Raw records
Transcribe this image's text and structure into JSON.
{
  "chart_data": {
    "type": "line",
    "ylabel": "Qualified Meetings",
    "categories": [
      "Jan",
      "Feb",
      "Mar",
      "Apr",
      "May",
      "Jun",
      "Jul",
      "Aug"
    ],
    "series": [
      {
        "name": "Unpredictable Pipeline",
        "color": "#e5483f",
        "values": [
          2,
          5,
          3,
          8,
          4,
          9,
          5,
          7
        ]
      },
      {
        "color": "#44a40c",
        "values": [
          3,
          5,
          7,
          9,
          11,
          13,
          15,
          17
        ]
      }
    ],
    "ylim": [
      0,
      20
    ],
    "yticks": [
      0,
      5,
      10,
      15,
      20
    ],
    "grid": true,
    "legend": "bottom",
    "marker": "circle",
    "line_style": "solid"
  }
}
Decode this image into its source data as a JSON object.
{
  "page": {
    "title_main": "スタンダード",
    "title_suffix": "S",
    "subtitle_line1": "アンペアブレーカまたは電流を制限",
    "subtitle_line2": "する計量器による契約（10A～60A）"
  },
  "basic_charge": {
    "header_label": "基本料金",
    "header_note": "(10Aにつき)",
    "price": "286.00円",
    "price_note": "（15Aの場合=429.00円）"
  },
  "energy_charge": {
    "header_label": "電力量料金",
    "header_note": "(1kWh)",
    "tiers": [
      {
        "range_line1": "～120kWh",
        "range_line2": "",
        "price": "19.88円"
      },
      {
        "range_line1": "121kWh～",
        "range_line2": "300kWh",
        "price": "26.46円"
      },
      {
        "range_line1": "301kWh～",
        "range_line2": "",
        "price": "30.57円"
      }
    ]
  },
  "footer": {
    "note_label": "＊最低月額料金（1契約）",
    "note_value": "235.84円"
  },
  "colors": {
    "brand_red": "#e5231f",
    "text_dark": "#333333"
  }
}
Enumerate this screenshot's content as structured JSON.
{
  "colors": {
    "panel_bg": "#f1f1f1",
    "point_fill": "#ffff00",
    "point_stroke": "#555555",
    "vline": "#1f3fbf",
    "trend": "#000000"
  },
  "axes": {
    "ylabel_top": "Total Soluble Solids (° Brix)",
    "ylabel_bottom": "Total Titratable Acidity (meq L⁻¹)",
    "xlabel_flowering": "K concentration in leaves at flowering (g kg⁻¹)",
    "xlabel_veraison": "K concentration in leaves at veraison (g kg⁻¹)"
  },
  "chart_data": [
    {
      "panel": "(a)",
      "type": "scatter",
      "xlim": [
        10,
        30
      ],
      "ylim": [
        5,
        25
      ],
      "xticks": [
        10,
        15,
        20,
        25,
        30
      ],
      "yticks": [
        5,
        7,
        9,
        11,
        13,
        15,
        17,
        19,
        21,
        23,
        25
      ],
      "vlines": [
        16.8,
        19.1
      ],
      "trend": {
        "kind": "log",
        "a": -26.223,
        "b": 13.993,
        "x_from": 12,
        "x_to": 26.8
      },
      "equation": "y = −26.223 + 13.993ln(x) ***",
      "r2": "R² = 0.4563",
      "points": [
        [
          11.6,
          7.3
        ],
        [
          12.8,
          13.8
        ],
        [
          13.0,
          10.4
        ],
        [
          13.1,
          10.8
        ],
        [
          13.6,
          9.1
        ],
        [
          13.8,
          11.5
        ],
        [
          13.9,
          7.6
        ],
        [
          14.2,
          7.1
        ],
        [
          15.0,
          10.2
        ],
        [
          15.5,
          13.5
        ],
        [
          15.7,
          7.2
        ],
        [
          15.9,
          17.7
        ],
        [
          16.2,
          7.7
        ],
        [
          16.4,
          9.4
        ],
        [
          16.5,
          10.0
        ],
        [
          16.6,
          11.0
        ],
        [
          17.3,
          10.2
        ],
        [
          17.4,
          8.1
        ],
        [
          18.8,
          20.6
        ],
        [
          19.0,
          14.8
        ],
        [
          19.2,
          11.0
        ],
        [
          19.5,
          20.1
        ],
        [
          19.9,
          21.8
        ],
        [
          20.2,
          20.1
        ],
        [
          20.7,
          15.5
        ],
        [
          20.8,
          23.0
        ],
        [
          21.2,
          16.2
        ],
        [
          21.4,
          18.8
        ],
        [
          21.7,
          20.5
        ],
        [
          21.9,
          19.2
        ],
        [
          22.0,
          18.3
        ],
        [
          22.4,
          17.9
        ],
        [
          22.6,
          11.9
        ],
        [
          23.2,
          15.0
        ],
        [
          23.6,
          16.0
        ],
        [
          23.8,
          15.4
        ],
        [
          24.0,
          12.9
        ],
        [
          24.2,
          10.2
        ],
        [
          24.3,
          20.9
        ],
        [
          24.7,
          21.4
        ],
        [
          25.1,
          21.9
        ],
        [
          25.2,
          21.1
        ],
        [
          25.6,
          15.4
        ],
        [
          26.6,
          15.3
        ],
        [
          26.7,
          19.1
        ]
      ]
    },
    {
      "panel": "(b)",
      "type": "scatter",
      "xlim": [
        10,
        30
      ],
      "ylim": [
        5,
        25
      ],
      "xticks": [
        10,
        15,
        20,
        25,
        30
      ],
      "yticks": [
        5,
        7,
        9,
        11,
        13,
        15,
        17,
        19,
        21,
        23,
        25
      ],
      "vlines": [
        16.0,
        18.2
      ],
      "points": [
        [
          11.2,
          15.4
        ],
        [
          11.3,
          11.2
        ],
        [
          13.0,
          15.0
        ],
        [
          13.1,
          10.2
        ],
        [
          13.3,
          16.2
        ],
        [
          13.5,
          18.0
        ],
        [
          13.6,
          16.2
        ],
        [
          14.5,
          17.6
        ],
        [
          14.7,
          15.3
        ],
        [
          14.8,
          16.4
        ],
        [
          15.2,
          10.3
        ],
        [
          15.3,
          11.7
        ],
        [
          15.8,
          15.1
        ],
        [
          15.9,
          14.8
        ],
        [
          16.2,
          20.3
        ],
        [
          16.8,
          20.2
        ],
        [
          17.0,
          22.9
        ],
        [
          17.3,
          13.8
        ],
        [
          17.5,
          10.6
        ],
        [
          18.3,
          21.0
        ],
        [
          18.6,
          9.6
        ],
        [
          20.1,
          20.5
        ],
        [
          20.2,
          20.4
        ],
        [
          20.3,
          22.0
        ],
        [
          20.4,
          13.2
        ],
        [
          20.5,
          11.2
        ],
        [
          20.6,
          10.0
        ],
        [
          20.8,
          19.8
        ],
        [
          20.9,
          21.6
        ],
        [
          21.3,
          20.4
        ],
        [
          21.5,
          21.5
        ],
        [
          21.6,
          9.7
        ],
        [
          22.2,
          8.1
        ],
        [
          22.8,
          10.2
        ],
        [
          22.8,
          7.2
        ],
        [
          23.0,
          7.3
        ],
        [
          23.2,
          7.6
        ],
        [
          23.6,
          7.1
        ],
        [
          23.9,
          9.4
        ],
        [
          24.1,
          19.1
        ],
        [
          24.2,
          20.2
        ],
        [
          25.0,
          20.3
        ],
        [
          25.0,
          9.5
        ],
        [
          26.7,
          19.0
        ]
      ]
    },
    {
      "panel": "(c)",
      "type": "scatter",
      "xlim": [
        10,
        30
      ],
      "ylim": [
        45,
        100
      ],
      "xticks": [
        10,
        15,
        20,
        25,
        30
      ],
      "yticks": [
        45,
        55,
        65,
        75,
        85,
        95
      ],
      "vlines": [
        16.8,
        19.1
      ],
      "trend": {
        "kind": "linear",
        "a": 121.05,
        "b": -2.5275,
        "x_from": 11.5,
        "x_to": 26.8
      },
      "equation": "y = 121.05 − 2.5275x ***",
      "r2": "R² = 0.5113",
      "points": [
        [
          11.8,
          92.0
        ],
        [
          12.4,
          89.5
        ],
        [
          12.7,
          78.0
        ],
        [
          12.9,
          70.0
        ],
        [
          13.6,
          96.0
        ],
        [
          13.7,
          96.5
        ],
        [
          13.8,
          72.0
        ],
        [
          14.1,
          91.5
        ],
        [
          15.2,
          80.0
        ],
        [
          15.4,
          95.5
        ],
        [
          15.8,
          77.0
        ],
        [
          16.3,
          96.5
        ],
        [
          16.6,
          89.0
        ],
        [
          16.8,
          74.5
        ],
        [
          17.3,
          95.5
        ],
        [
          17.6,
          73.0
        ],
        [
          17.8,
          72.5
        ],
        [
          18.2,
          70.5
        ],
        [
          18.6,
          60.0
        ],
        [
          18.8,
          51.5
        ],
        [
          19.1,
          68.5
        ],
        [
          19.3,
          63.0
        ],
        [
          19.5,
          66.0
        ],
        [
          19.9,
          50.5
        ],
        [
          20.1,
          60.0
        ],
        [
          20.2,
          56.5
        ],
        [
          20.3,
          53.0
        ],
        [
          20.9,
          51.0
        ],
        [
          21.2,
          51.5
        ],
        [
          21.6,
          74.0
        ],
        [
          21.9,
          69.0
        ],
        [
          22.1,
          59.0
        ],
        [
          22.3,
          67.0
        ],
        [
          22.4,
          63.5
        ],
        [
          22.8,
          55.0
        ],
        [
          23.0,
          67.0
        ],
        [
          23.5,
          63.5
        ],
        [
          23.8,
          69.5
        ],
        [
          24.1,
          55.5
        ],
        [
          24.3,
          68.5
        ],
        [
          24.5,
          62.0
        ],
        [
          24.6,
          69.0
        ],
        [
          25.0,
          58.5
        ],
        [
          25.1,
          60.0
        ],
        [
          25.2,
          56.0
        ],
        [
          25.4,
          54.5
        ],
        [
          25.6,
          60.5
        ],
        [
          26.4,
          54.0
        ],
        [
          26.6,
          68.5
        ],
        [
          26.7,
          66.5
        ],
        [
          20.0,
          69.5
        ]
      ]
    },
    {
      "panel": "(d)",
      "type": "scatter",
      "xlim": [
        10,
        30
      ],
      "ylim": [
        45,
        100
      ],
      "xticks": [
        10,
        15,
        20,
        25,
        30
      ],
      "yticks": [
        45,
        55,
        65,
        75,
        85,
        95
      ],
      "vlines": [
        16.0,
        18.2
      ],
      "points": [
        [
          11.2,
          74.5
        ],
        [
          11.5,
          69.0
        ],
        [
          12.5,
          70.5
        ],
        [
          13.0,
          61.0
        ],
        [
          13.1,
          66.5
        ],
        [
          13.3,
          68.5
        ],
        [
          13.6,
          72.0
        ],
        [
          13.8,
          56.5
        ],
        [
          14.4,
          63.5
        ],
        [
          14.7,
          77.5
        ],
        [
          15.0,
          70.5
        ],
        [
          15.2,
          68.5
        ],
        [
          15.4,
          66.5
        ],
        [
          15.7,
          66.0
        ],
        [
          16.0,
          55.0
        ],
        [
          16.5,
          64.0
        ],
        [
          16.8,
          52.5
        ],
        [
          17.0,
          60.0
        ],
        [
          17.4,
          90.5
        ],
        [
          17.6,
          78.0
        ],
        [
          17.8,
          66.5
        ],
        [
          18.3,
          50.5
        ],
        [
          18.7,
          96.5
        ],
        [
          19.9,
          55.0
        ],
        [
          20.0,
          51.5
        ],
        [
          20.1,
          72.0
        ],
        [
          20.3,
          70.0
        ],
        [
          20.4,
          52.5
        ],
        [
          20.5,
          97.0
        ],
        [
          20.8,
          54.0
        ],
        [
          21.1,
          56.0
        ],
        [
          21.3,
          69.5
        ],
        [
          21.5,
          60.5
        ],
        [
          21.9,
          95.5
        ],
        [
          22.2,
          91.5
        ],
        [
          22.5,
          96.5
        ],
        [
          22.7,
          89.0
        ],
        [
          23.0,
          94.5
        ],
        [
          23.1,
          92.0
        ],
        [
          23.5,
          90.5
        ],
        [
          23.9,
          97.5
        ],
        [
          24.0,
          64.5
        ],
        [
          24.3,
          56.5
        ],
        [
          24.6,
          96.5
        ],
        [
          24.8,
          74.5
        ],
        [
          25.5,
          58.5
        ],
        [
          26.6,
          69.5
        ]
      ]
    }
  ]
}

TASK DESCRIPTION
Copy each line containing the word "leaves" from the data.

OUTPUT FOR THIS TASK
    "xlabel_flowering": "K concentration in leaves at flowering (g kg⁻¹)",
    "xlabel_veraison": "K concentration in leaves at veraison (g kg⁻¹)"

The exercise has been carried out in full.